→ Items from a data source

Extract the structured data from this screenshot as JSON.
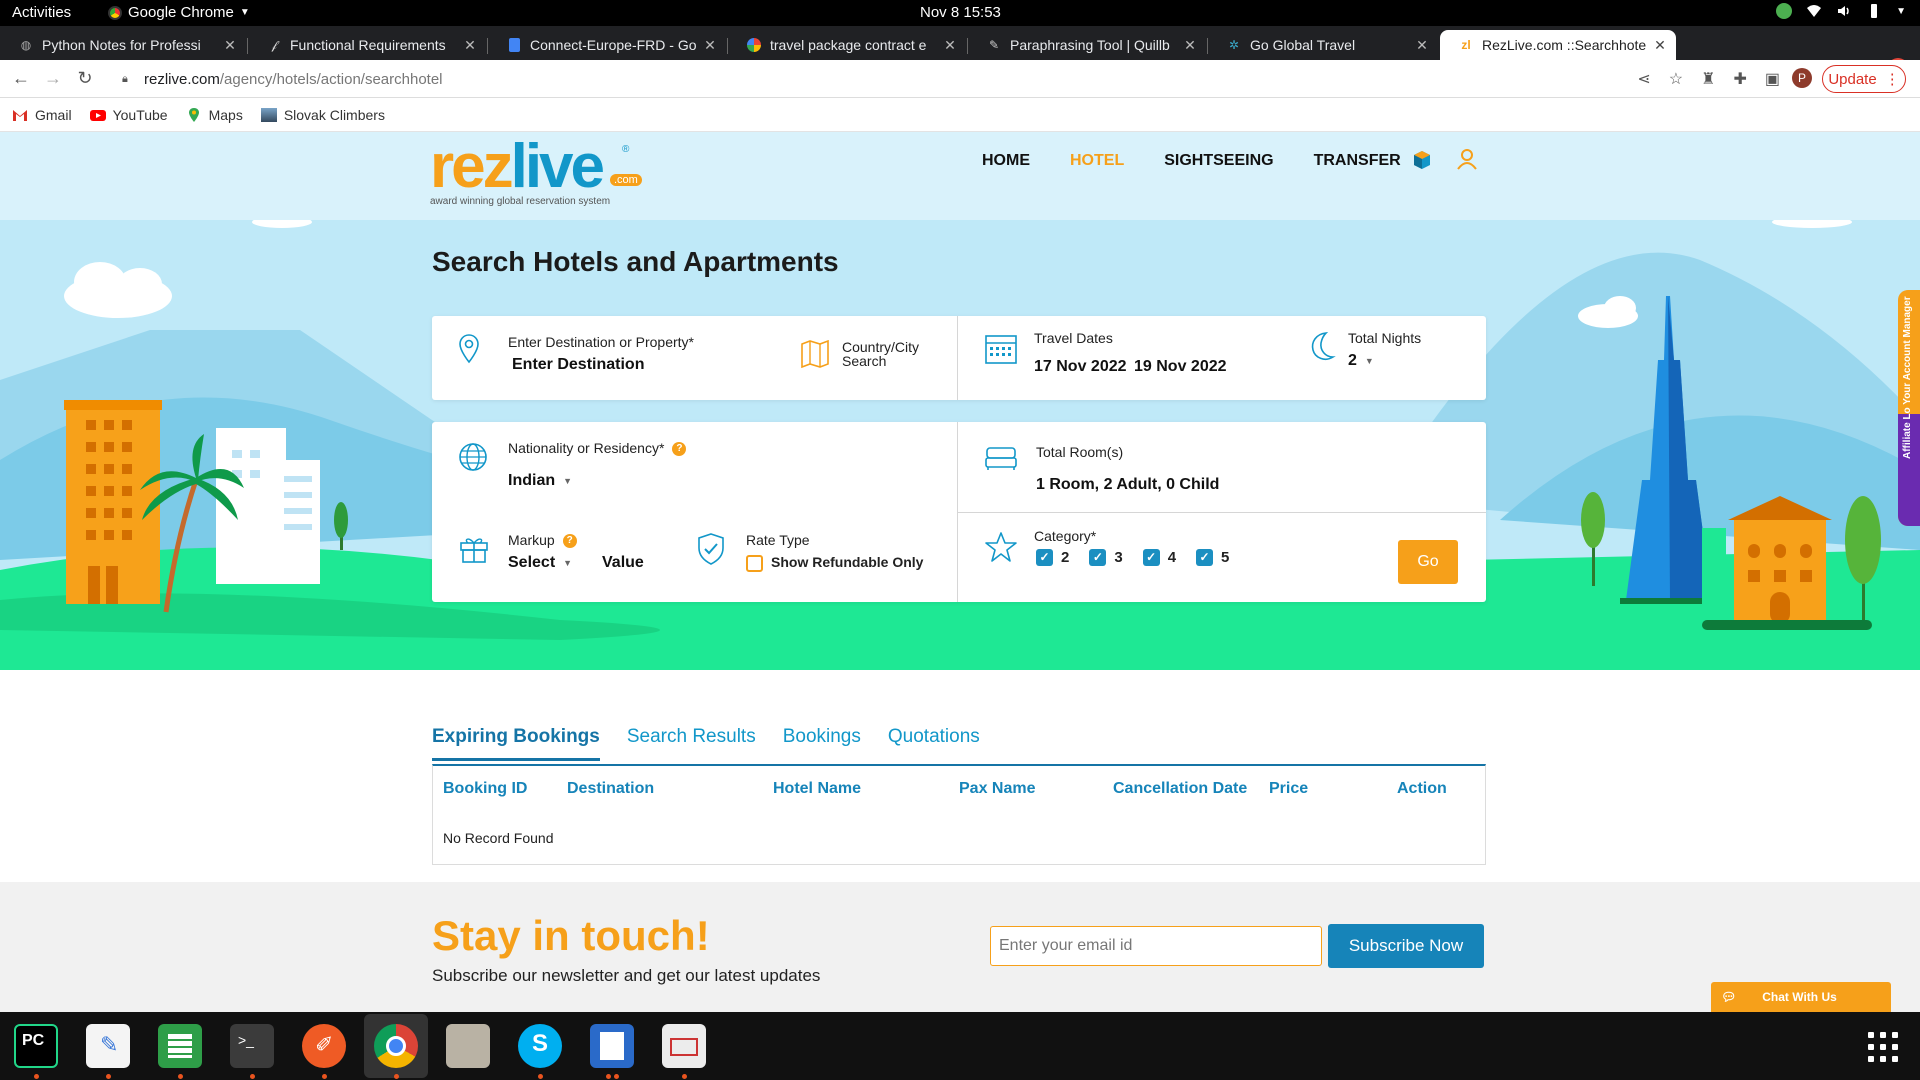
{
  "system_bar": {
    "activities": "Activities",
    "app_name": "Google Chrome",
    "clock": "Nov 8  15:53"
  },
  "browser": {
    "tabs": [
      {
        "title": "Python Notes for Professi",
        "icon": "globe-icon"
      },
      {
        "title": "Functional Requirements",
        "icon": "notion-icon"
      },
      {
        "title": "Connect-Europe-FRD - Go",
        "icon": "docs-icon"
      },
      {
        "title": "travel package contract e",
        "icon": "google-icon"
      },
      {
        "title": "Paraphrasing Tool | Quillb",
        "icon": "quillbot-icon"
      },
      {
        "title": "Go Global Travel",
        "icon": "gear-icon"
      },
      {
        "title": "RezLive.com ::Searchhote",
        "icon": "rezlive-icon",
        "active": true
      }
    ],
    "url_host": "rezlive.com",
    "url_path": "/agency/hotels/action/searchhotel",
    "profile_initial": "P",
    "update_label": "Update",
    "bookmarks": [
      {
        "label": "Gmail",
        "icon": "gmail-icon",
        "color": "#d93025"
      },
      {
        "label": "YouTube",
        "icon": "youtube-icon",
        "color": "#ff0000"
      },
      {
        "label": "Maps",
        "icon": "maps-icon",
        "color": "#34a853"
      },
      {
        "label": "Slovak Climbers",
        "icon": "image-icon",
        "color": "#5a6b7a"
      }
    ]
  },
  "site": {
    "logo_rez": "rez",
    "logo_live": "live",
    "logo_com": ".com",
    "logo_reg": "®",
    "tagline": "award winning global reservation system",
    "nav": [
      "HOME",
      "HOTEL",
      "SIGHTSEEING",
      "TRANSFER"
    ],
    "nav_active": "HOTEL"
  },
  "search": {
    "title": "Search Hotels and Apartments",
    "destination_label": "Enter Destination or Property*",
    "destination_value": "Enter Destination",
    "country_city_label_1": "Country/City",
    "country_city_label_2": "Search",
    "travel_dates_label": "Travel Dates",
    "check_in": "17 Nov 2022",
    "check_out": "19 Nov 2022",
    "total_nights_label": "Total Nights",
    "total_nights_value": "2",
    "nationality_label": "Nationality or Residency*",
    "nationality_value": "Indian",
    "rooms_label": "Total Room(s)",
    "rooms_value": "1 Room, 2 Adult, 0 Child",
    "markup_label": "Markup",
    "markup_select": "Select",
    "markup_value": "Value",
    "rate_type_label": "Rate Type",
    "refundable_label": "Show Refundable Only",
    "refundable_checked": false,
    "category_label": "Category*",
    "categories": [
      {
        "label": "2",
        "checked": true
      },
      {
        "label": "3",
        "checked": true
      },
      {
        "label": "4",
        "checked": true
      },
      {
        "label": "5",
        "checked": true
      }
    ],
    "help_mark": "?",
    "go_label": "Go"
  },
  "bookings": {
    "tabs": [
      "Expiring Bookings",
      "Search Results",
      "Bookings",
      "Quotations"
    ],
    "active_tab": "Expiring Bookings",
    "columns": [
      "Booking ID",
      "Destination",
      "Hotel Name",
      "Pax Name",
      "Cancellation Date",
      "Price",
      "Action"
    ],
    "empty_message": "No Record Found"
  },
  "newsletter": {
    "heading": "Stay in touch!",
    "subheading": "Subscribe our newsletter and get our latest updates",
    "email_placeholder": "Enter your email id",
    "subscribe_label": "Subscribe Now"
  },
  "widgets": {
    "chat_label": "Chat With Us",
    "side_tab_label": "Affiliate Lo   Your Account Manager"
  },
  "colors": {
    "brand_orange": "#f6a01a",
    "brand_blue": "#1297c9",
    "hero_sky": "#bfe9f8",
    "hero_grass": "#1ee894"
  },
  "dock_apps": [
    "pycharm-icon",
    "text-editor-icon",
    "spreadsheet-icon",
    "terminal-icon",
    "postman-icon",
    "chrome-icon",
    "files-icon",
    "skype-icon",
    "document-viewer-icon",
    "screenshot-icon"
  ]
}
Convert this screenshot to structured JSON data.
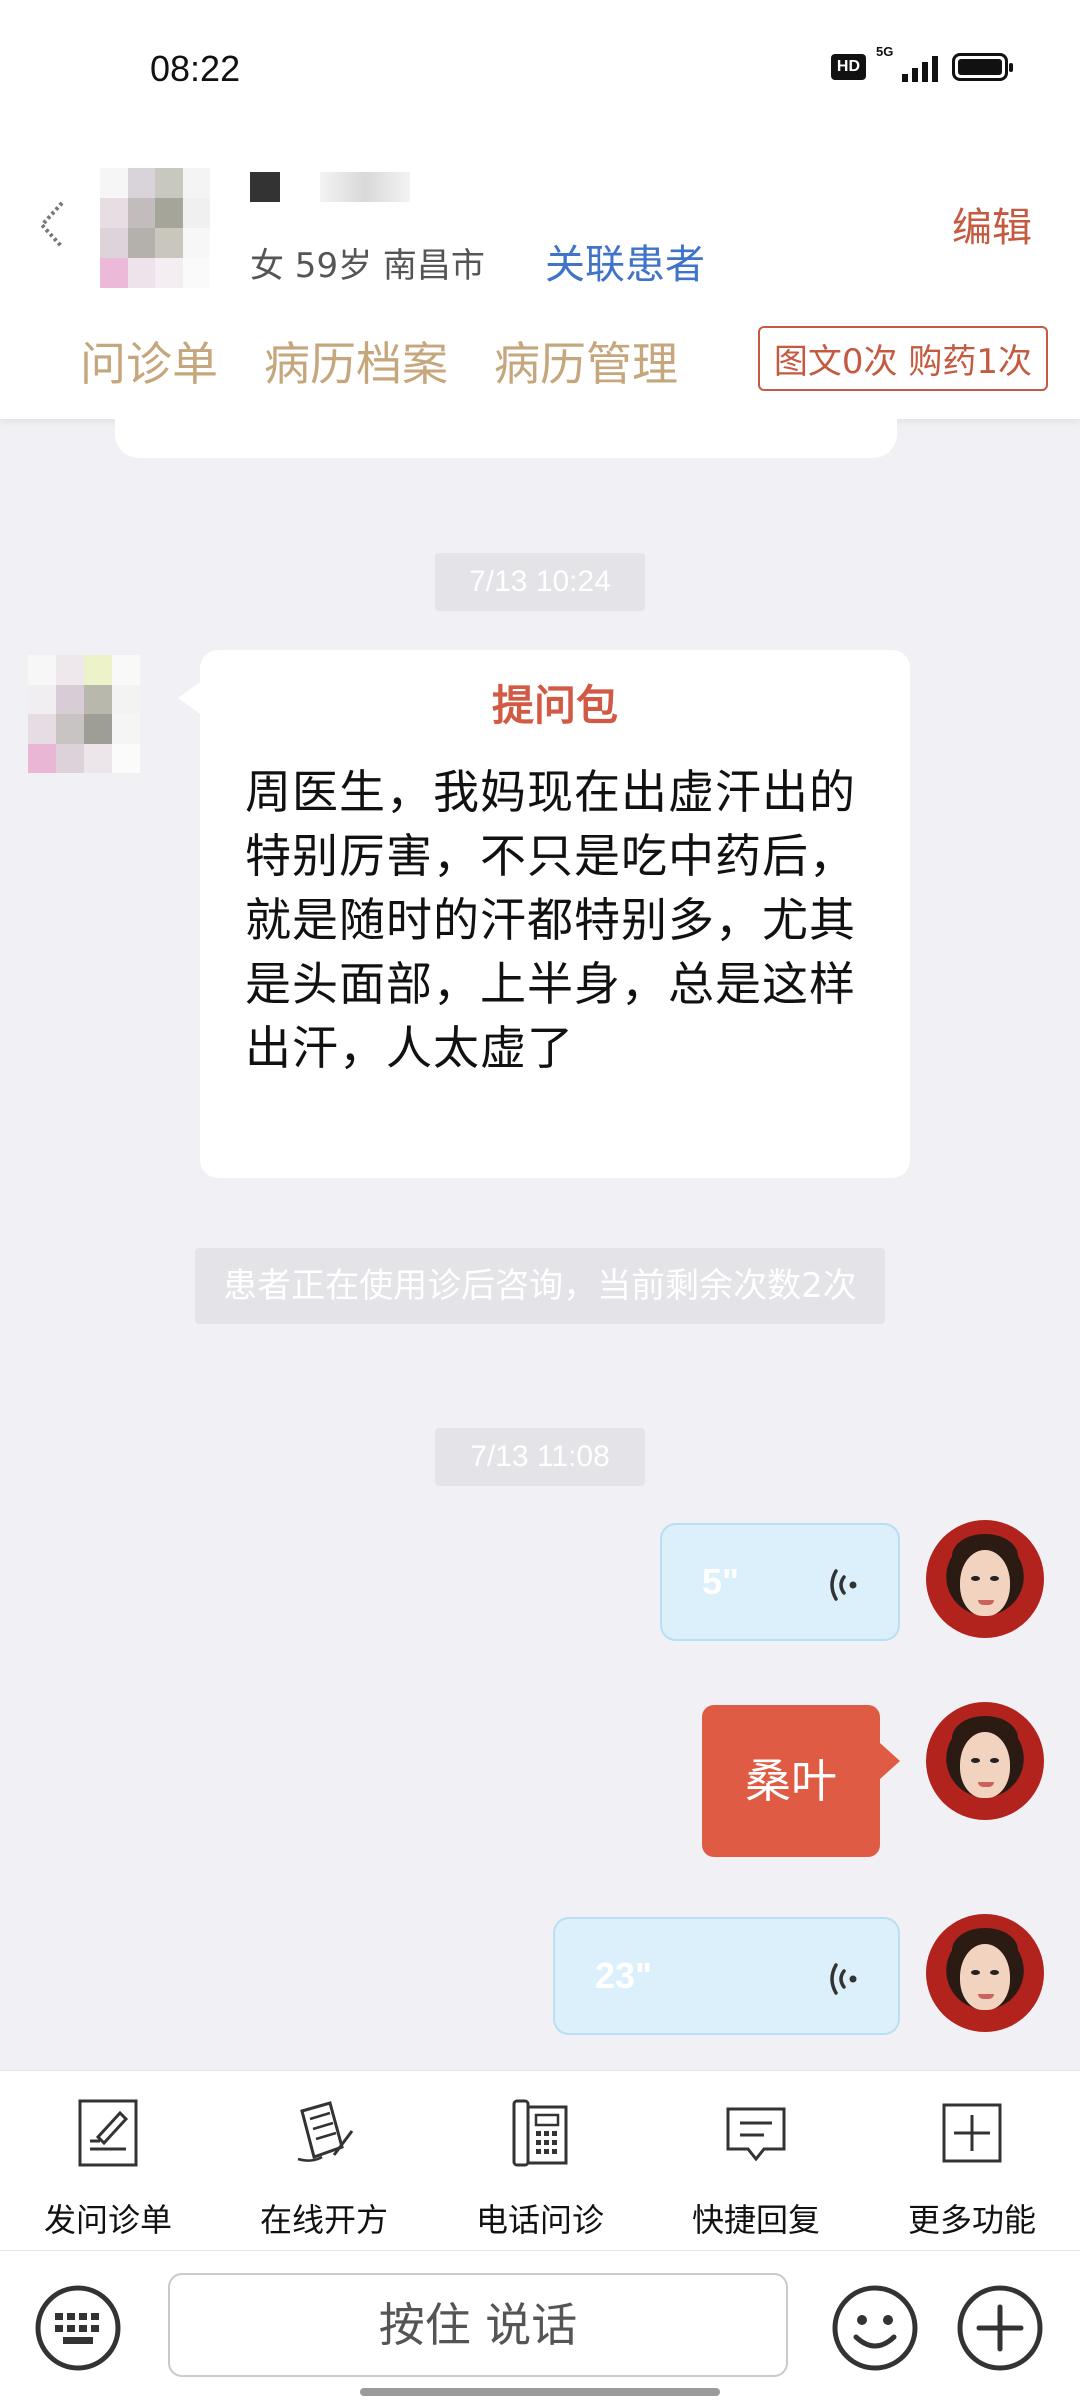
{
  "status_bar": {
    "time": "08:22",
    "hd": "HD",
    "network": "5G"
  },
  "header": {
    "patient_info": "女 59岁  南昌市",
    "link_patient": "关联患者",
    "edit": "编辑",
    "tabs": [
      "问诊单",
      "病历档案",
      "病历管理"
    ],
    "quota": "图文0次 购药1次"
  },
  "chat": {
    "timestamp1": "7/13 10:24",
    "question_title": "提问包",
    "question_text": "周医生，我妈现在出虚汗出的特别厉害，不只是吃中药后，就是随时的汗都特别多，尤其是头面部，上半身，总是这样出汗，人太虚了",
    "notice": "患者正在使用诊后咨询，当前剩余次数2次",
    "timestamp2": "7/13 11:08",
    "voice1_duration": "5\"",
    "herb_message": "桑叶",
    "voice2_duration": "23\""
  },
  "toolbar": {
    "items": [
      {
        "label": "发问诊单",
        "icon": "form-edit-icon"
      },
      {
        "label": "在线开方",
        "icon": "prescription-icon"
      },
      {
        "label": "电话问诊",
        "icon": "phone-icon"
      },
      {
        "label": "快捷回复",
        "icon": "quick-reply-icon"
      },
      {
        "label": "更多功能",
        "icon": "plus-square-icon"
      }
    ]
  },
  "input": {
    "talk_label": "按住 说话"
  },
  "colors": {
    "accent": "#df5b44",
    "tab_gold": "#c6a77d",
    "link_blue": "#3f74c8",
    "voice_bg": "#dcf0fb"
  }
}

→ DO THIS
Print out the material word for word, omitting the pictures.

→ PROBLEM SOLUTION
Extract the structured data from this screenshot as JSON.
{
  "system_bar": {
    "activities": "Activities",
    "app_name": "Google Chrome",
    "clock": "Nov 8  15:53"
  },
  "browser": {
    "tabs": [
      {
        "title": "Python Notes for Professi",
        "icon": "globe-icon"
      },
      {
        "title": "Functional Requirements",
        "icon": "notion-icon"
      },
      {
        "title": "Connect-Europe-FRD - Go",
        "icon": "docs-icon"
      },
      {
        "title": "travel package contract e",
        "icon": "google-icon"
      },
      {
        "title": "Paraphrasing Tool | Quillb",
        "icon": "quillbot-icon"
      },
      {
        "title": "Go Global Travel",
        "icon": "gear-icon"
      },
      {
        "title": "RezLive.com ::Searchhote",
        "icon": "rezlive-icon",
        "active": true
      }
    ],
    "url_host": "rezlive.com",
    "url_path": "/agency/hotels/action/searchhotel",
    "profile_initial": "P",
    "update_label": "Update",
    "bookmarks": [
      {
        "label": "Gmail",
        "icon": "gmail-icon",
        "color": "#d93025"
      },
      {
        "label": "YouTube",
        "icon": "youtube-icon",
        "color": "#ff0000"
      },
      {
        "label": "Maps",
        "icon": "maps-icon",
        "color": "#34a853"
      },
      {
        "label": "Slovak Climbers",
        "icon": "image-icon",
        "color": "#5a6b7a"
      }
    ]
  },
  "site": {
    "logo_rez": "rez",
    "logo_live": "live",
    "logo_com": ".com",
    "logo_reg": "®",
    "tagline": "award winning global reservation system",
    "nav": [
      "HOME",
      "HOTEL",
      "SIGHTSEEING",
      "TRANSFER"
    ],
    "nav_active": "HOTEL"
  },
  "search": {
    "title": "Search Hotels and Apartments",
    "destination_label": "Enter Destination or Property*",
    "destination_value": "Enter Destination",
    "country_city_label_1": "Country/City",
    "country_city_label_2": "Search",
    "travel_dates_label": "Travel Dates",
    "check_in": "17 Nov 2022",
    "check_out": "19 Nov 2022",
    "total_nights_label": "Total Nights",
    "total_nights_value": "2",
    "nationality_label": "Nationality or Residency*",
    "nationality_value": "Indian",
    "rooms_label": "Total Room(s)",
    "rooms_value": "1 Room, 2 Adult, 0 Child",
    "markup_label": "Markup",
    "markup_select": "Select",
    "markup_value": "Value",
    "rate_type_label": "Rate Type",
    "refundable_label": "Show Refundable Only",
    "refundable_checked": false,
    "category_label": "Category*",
    "categories": [
      {
        "label": "2",
        "checked": true
      },
      {
        "label": "3",
        "checked": true
      },
      {
        "label": "4",
        "checked": true
      },
      {
        "label": "5",
        "checked": true
      }
    ],
    "help_mark": "?",
    "go_label": "Go"
  },
  "bookings": {
    "tabs": [
      "Expiring Bookings",
      "Search Results",
      "Bookings",
      "Quotations"
    ],
    "active_tab": "Expiring Bookings",
    "columns": [
      "Booking ID",
      "Destination",
      "Hotel Name",
      "Pax Name",
      "Cancellation Date",
      "Price",
      "Action"
    ],
    "empty_message": "No Record Found"
  },
  "newsletter": {
    "heading": "Stay in touch!",
    "subheading": "Subscribe our newsletter and get our latest updates",
    "email_placeholder": "Enter your email id",
    "subscribe_label": "Subscribe Now"
  },
  "widgets": {
    "chat_label": "Chat With Us",
    "side_tab_label": "Affiliate Lo   Your Account Manager"
  },
  "colors": {
    "brand_orange": "#f6a01a",
    "brand_blue": "#1297c9",
    "hero_sky": "#bfe9f8",
    "hero_grass": "#1ee894"
  },
  "dock_apps": [
    "pycharm-icon",
    "text-editor-icon",
    "spreadsheet-icon",
    "terminal-icon",
    "postman-icon",
    "chrome-icon",
    "files-icon",
    "skype-icon",
    "document-viewer-icon",
    "screenshot-icon"
  ]
}
Convert this screenshot to structured JSON data.
{
  "status_bar": {
    "time": "08:22",
    "hd": "HD",
    "network": "5G"
  },
  "header": {
    "patient_info": "女 59岁  南昌市",
    "link_patient": "关联患者",
    "edit": "编辑",
    "tabs": [
      "问诊单",
      "病历档案",
      "病历管理"
    ],
    "quota": "图文0次 购药1次"
  },
  "chat": {
    "timestamp1": "7/13 10:24",
    "question_title": "提问包",
    "question_text": "周医生，我妈现在出虚汗出的特别厉害，不只是吃中药后，就是随时的汗都特别多，尤其是头面部，上半身，总是这样出汗，人太虚了",
    "notice": "患者正在使用诊后咨询，当前剩余次数2次",
    "timestamp2": "7/13 11:08",
    "voice1_duration": "5\"",
    "herb_message": "桑叶",
    "voice2_duration": "23\""
  },
  "toolbar": {
    "items": [
      {
        "label": "发问诊单",
        "icon": "form-edit-icon"
      },
      {
        "label": "在线开方",
        "icon": "prescription-icon"
      },
      {
        "label": "电话问诊",
        "icon": "phone-icon"
      },
      {
        "label": "快捷回复",
        "icon": "quick-reply-icon"
      },
      {
        "label": "更多功能",
        "icon": "plus-square-icon"
      }
    ]
  },
  "input": {
    "talk_label": "按住 说话"
  },
  "colors": {
    "accent": "#df5b44",
    "tab_gold": "#c6a77d",
    "link_blue": "#3f74c8",
    "voice_bg": "#dcf0fb"
  }
}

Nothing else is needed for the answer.